# TASK BRIEF
Repeat the material verbatim and drop the pictures.

# GIVEN RECORDS
···

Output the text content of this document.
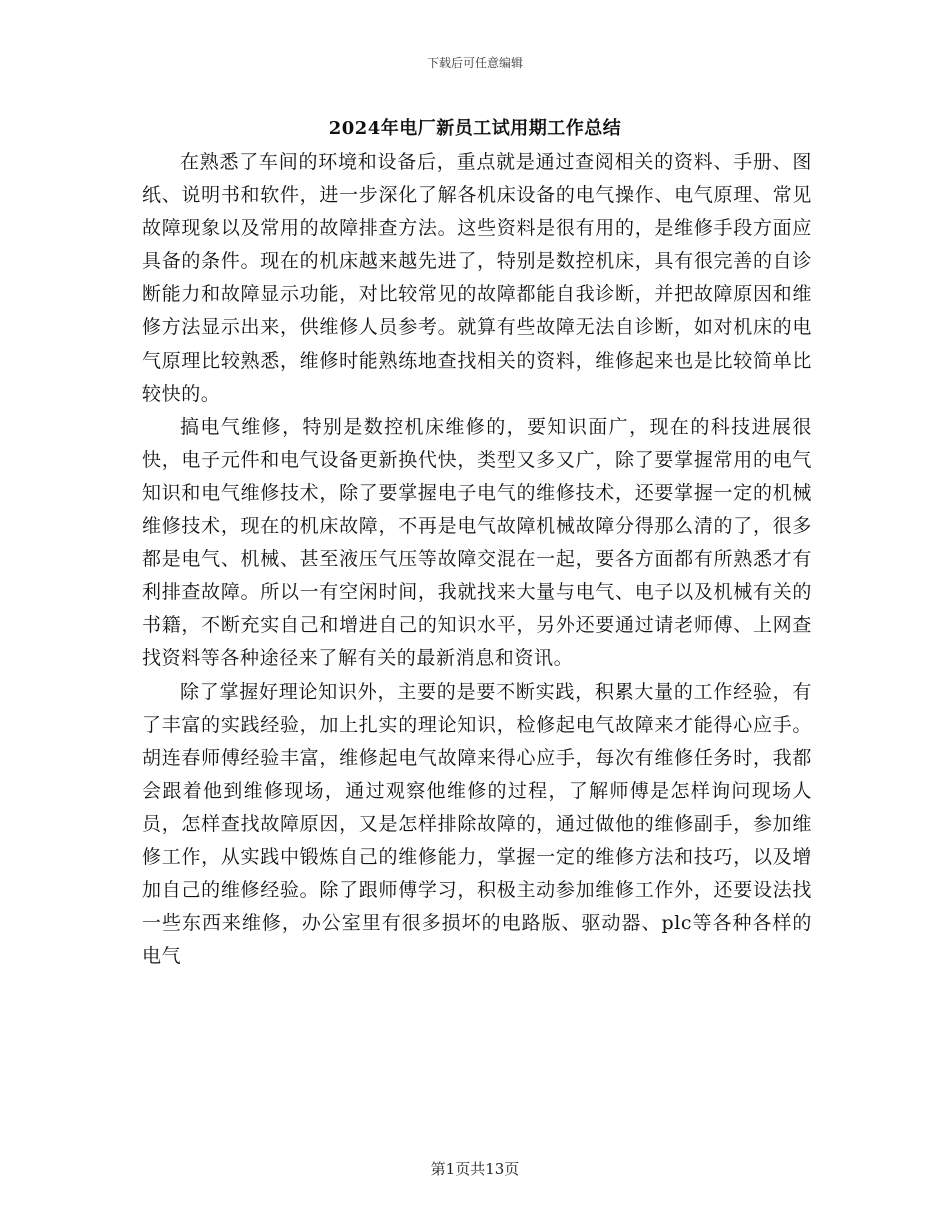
下载后可任意编辑
2024年电厂新员工试用期工作总结

在熟悉了车间的环境和设备后，重点就是通过查阅相关的资料、手册、图纸、说明书和软件，进一步深化了解各机床设备的电气操作、电气原理、常见故障现象以及常用的故障排查方法。这些资料是很有用的，是维修手段方面应具备的条件。现在的机床越来越先进了，特别是数控机床，具有很完善的自诊断能力和故障显示功能，对比较常见的故障都能自我诊断，并把故障原因和维修方法显示出来，供维修人员参考。就算有些故障无法自诊断，如对机床的电气原理比较熟悉，维修时能熟练地查找相关的资料，维修起来也是比较简单比较快的。

搞电气维修，特别是数控机床维修的，要知识面广，现在的科技进展很快，电子元件和电气设备更新换代快，类型又多又广，除了要掌握常用的电气知识和电气维修技术，除了要掌握电子电气的维修技术，还要掌握一定的机械维修技术，现在的机床故障，不再是电气故障机械故障分得那么清的了，很多都是电气、机械、甚至液压气压等故障交混在一起，要各方面都有所熟悉才有利排查故障。所以一有空闲时间，我就找来大量与电气、电子以及机械有关的书籍，不断充实自己和增进自己的知识水平，另外还要通过请老师傅、上网查找资料等各种途径来了解有关的最新消息和资讯。

除了掌握好理论知识外，主要的是要不断实践，积累大量的工作经验，有了丰富的实践经验，加上扎实的理论知识，检修起电气故障来才能得心应手。胡连春师傅经验丰富，维修起电气故障来得心应手，每次有维修任务时，我都会跟着他到维修现场，通过观察他维修的过程，了解师傅是怎样询问现场人员，怎样查找故障原因，又是怎样排除故障的，通过做他的维修副手，参加维修工作，从实践中锻炼自己的维修能力，掌握一定的维修方法和技巧，以及增加自己的维修经验。除了跟师傅学习，积极主动参加维修工作外，还要设法找一些东西来维修，办公室里有很多损坏的电路版、驱动器、plc等各种各样的电气

第1页共13页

···

# EXERCISE SOLUTION
Output the text content of this document.
下载后可任意编辑
2024年电厂新员工试用期工作总结

在熟悉了车间的环境和设备后，重点就是通过查阅相关的资料、手册、图纸、说明书和软件，进一步深化了解各机床设备的电气操作、电气原理、常见故障现象以及常用的故障排查方法。这些资料是很有用的，是维修手段方面应具备的条件。现在的机床越来越先进了，特别是数控机床，具有很完善的自诊断能力和故障显示功能，对比较常见的故障都能自我诊断，并把故障原因和维修方法显示出来，供维修人员参考。就算有些故障无法自诊断，如对机床的电气原理比较熟悉，维修时能熟练地查找相关的资料，维修起来也是比较简单比较快的。

搞电气维修，特别是数控机床维修的，要知识面广，现在的科技进展很快，电子元件和电气设备更新换代快，类型又多又广，除了要掌握常用的电气知识和电气维修技术，除了要掌握电子电气的维修技术，还要掌握一定的机械维修技术，现在的机床故障，不再是电气故障机械故障分得那么清的了，很多都是电气、机械、甚至液压气压等故障交混在一起，要各方面都有所熟悉才有利排查故障。所以一有空闲时间，我就找来大量与电气、电子以及机械有关的书籍，不断充实自己和增进自己的知识水平，另外还要通过请老师傅、上网查找资料等各种途径来了解有关的最新消息和资讯。

除了掌握好理论知识外，主要的是要不断实践，积累大量的工作经验，有了丰富的实践经验，加上扎实的理论知识，检修起电气故障来才能得心应手。胡连春师傅经验丰富，维修起电气故障来得心应手，每次有维修任务时，我都会跟着他到维修现场，通过观察他维修的过程，了解师傅是怎样询问现场人员，怎样查找故障原因，又是怎样排除故障的，通过做他的维修副手，参加维修工作，从实践中锻炼自己的维修能力，掌握一定的维修方法和技巧，以及增加自己的维修经验。除了跟师傅学习，积极主动参加维修工作外，还要设法找一些东西来维修，办公室里有很多损坏的电路版、驱动器、plc等各种各样的电气

第1页共13页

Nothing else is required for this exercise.